Task statement — Note each line that includes the word "have". Copy those lines.

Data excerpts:
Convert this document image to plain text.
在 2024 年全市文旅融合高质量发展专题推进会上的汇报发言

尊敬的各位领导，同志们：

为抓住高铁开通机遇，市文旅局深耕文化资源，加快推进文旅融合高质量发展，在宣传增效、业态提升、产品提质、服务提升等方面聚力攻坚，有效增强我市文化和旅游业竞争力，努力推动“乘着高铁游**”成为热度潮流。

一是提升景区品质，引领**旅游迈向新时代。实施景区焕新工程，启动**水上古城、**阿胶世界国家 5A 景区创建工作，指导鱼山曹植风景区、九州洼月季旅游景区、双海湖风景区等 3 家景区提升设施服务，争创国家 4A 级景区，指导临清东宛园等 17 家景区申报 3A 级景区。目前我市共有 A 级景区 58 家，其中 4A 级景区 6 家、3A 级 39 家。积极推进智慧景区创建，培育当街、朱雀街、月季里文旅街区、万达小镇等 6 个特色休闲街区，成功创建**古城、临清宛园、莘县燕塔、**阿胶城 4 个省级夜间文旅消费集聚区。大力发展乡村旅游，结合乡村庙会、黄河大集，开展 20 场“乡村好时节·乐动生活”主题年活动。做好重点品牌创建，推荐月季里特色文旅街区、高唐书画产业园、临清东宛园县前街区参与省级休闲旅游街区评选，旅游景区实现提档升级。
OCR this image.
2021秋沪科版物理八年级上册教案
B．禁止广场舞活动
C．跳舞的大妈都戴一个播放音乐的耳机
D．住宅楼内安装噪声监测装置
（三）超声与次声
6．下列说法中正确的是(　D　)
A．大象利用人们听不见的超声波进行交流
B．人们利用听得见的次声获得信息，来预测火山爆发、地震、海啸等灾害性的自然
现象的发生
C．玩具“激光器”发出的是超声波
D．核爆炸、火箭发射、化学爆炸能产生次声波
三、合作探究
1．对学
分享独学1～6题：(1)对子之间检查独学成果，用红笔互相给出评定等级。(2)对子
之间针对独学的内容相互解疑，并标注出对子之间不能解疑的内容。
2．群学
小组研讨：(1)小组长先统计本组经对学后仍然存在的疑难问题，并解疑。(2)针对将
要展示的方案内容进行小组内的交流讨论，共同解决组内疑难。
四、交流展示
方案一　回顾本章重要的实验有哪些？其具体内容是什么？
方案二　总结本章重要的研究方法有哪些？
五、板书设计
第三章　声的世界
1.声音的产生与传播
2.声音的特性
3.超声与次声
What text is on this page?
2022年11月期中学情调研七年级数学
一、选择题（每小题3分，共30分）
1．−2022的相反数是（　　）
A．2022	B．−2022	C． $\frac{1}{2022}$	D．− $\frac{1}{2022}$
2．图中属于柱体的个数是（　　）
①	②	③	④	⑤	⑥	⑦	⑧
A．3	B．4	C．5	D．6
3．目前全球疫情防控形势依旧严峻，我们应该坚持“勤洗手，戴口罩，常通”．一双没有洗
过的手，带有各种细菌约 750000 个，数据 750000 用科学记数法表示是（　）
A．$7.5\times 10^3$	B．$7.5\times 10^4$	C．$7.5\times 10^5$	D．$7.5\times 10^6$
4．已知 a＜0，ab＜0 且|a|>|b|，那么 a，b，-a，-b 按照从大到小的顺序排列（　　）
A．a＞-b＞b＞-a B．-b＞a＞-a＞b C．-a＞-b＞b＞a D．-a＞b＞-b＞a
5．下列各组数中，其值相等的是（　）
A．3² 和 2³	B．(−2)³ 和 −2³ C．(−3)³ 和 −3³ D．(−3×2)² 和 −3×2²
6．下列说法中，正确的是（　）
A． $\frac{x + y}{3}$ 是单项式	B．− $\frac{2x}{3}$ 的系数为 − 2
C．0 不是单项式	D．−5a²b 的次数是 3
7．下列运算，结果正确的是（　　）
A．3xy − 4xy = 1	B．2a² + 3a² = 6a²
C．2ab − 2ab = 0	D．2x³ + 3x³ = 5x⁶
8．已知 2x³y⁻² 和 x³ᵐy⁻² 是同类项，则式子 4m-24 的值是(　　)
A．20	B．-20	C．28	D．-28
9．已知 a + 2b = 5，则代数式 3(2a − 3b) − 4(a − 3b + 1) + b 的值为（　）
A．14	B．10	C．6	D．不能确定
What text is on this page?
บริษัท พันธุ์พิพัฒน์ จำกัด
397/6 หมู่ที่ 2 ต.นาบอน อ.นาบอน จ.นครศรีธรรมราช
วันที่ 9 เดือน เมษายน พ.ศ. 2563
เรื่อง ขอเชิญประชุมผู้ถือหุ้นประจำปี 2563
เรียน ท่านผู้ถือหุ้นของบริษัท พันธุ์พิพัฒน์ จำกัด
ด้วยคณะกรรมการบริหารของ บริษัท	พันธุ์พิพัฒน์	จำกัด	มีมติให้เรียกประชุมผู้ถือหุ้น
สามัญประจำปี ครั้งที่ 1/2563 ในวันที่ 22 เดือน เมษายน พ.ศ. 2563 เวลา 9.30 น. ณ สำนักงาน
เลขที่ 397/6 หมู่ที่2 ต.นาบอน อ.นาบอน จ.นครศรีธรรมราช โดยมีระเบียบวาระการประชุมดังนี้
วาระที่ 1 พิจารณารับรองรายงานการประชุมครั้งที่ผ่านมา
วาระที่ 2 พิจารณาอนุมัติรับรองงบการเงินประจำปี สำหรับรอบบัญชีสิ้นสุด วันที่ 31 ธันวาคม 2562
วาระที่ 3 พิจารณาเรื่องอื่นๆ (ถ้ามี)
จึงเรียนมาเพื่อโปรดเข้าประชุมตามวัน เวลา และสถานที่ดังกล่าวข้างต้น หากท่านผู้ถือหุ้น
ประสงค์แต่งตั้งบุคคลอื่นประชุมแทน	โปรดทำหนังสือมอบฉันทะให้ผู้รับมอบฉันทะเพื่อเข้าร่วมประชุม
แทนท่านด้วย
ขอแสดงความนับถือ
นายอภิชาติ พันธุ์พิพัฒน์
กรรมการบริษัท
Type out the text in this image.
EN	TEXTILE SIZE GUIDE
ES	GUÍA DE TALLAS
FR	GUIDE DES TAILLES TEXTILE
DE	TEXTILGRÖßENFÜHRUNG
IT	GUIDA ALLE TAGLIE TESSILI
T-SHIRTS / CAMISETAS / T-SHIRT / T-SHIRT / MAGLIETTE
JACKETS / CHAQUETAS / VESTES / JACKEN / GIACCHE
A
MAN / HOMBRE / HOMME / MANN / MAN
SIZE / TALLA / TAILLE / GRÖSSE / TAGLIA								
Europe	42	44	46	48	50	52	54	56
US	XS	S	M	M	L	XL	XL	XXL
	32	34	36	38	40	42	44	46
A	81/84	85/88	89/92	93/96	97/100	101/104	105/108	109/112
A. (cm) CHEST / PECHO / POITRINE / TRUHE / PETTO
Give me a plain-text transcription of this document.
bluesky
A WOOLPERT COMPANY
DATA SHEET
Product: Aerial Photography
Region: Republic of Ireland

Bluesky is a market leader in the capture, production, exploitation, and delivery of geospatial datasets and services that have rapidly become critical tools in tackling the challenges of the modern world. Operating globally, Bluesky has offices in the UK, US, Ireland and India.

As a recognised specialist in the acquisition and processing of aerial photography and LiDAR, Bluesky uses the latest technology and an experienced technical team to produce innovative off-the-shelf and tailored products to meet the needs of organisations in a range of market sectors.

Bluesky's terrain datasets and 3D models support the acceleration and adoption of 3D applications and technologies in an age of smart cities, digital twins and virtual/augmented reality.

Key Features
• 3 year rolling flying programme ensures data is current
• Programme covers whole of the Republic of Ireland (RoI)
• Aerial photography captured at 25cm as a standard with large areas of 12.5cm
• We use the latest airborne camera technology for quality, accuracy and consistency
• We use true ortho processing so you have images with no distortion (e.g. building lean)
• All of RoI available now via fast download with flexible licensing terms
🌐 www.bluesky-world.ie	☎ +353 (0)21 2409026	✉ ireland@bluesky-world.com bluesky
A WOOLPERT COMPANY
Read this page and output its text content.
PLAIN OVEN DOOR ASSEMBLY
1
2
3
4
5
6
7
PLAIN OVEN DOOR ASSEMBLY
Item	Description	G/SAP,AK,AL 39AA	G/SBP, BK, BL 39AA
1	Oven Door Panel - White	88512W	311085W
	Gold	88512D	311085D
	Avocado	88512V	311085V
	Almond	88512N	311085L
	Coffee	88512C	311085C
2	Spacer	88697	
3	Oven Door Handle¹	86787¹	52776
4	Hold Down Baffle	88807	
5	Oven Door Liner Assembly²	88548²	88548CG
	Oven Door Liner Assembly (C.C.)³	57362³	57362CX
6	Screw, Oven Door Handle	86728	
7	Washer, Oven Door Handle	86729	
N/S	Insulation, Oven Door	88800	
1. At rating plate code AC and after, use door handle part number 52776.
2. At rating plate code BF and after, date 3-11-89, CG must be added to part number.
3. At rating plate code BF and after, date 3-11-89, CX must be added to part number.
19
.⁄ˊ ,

Solution to this problem —
Bluesky is a market leader in the capture, production, exploitation, and delivery of geospatial datasets and services that have rapidly become critical tools in tackling the challenges of the modern world. Operating globally, Bluesky has offices in the UK, US, Ireland and India.
• We use true ortho processing so you have images with no distortion (e.g. building lean)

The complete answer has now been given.